Exercise –
Wherever the word "this" turns up in a line of the entries, copy that line.

--- start of Source material ---

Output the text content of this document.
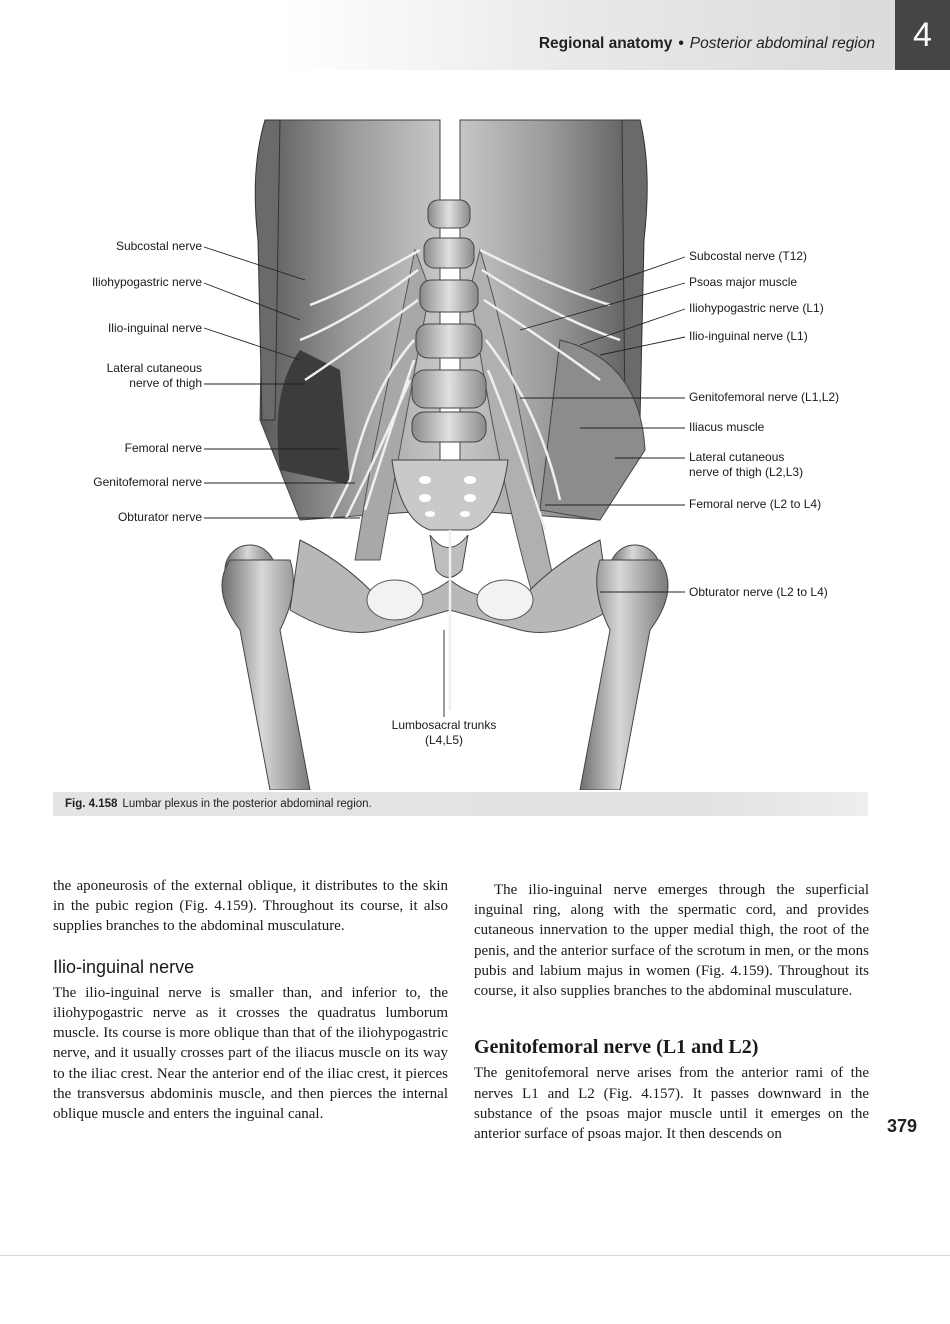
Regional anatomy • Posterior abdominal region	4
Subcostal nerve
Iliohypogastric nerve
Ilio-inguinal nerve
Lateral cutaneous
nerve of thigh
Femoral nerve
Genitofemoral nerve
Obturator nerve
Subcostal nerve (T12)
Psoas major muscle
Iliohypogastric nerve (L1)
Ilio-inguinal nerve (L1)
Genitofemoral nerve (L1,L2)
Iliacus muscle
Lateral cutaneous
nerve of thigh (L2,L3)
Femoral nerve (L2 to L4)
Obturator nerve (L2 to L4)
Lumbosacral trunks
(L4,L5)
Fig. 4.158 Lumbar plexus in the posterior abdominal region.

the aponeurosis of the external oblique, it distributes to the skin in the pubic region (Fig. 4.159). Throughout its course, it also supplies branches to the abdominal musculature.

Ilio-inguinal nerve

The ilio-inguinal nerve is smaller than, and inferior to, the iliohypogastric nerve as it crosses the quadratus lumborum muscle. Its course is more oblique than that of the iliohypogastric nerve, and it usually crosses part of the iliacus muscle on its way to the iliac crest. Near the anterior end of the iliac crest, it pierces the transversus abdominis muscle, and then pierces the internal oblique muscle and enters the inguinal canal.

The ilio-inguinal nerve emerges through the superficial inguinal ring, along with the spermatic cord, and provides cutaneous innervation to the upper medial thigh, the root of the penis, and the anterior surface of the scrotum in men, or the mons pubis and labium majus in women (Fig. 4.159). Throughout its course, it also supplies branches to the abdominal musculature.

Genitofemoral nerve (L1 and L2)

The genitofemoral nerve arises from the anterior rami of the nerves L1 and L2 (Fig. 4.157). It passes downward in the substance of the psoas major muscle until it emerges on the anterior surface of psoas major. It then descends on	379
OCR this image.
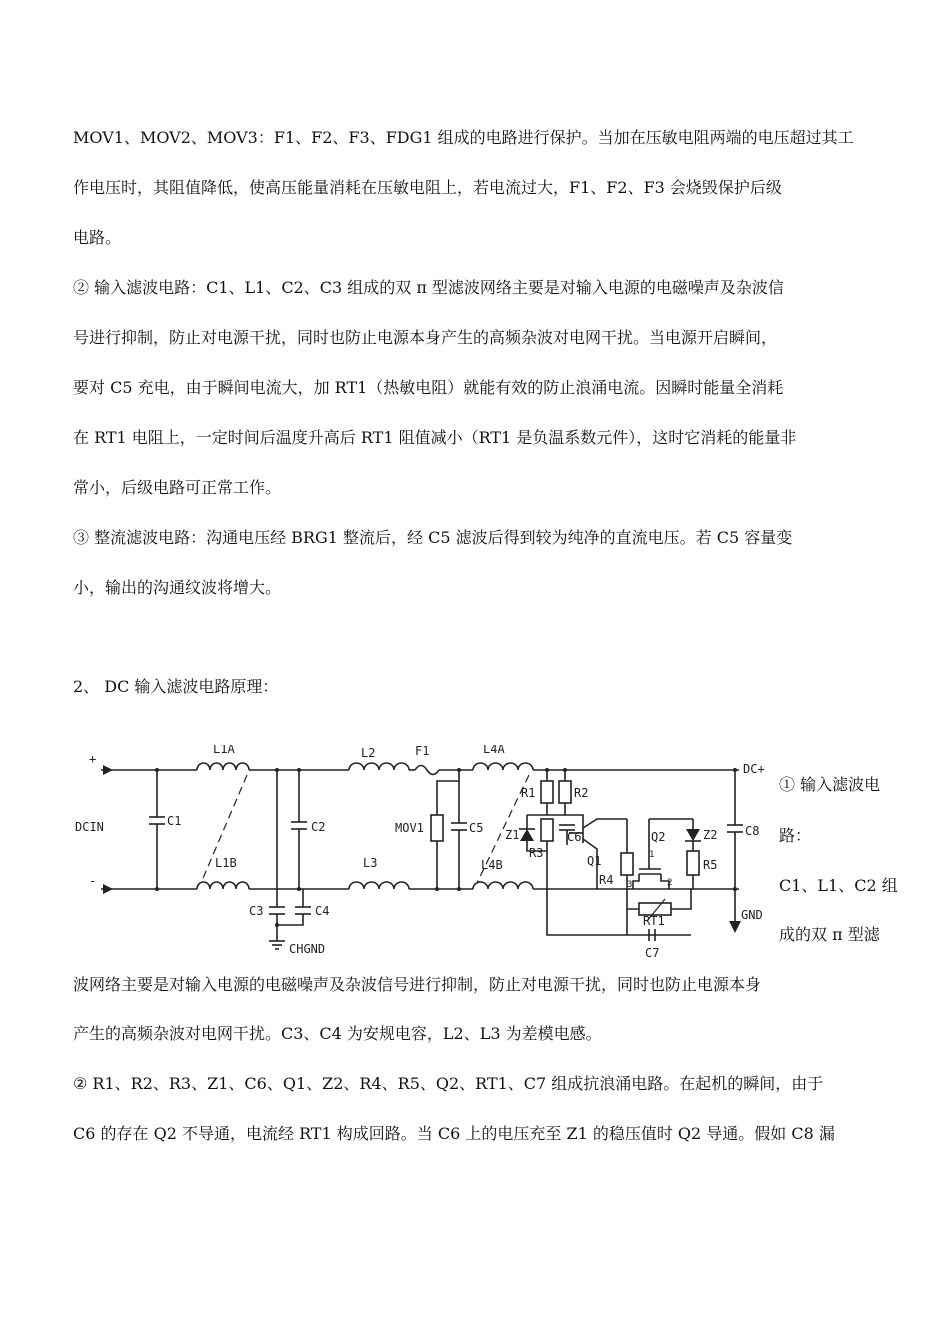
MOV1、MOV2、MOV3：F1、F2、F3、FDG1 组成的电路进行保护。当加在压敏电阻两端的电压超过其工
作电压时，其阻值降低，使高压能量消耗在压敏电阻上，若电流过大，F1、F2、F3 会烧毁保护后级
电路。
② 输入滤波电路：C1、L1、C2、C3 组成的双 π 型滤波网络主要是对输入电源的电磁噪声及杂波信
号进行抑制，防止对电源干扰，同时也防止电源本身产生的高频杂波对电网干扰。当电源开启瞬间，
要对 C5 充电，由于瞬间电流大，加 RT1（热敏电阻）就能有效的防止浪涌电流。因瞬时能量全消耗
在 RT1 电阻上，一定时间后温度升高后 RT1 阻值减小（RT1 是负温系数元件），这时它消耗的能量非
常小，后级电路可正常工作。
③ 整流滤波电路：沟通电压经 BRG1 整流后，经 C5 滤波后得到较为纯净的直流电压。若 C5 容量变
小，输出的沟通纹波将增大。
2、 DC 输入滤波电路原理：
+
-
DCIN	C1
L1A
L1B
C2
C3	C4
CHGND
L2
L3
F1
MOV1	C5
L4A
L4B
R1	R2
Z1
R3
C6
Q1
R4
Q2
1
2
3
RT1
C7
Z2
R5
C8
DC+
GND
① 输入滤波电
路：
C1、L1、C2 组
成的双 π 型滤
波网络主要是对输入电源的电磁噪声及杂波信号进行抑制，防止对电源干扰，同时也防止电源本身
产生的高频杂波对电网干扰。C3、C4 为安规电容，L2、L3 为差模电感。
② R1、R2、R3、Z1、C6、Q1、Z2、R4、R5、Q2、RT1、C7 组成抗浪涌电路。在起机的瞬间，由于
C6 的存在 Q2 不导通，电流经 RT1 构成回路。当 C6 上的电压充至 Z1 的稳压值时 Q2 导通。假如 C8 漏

--- end of Source material ---

The result –
Output the text content of this document.
OCR this image.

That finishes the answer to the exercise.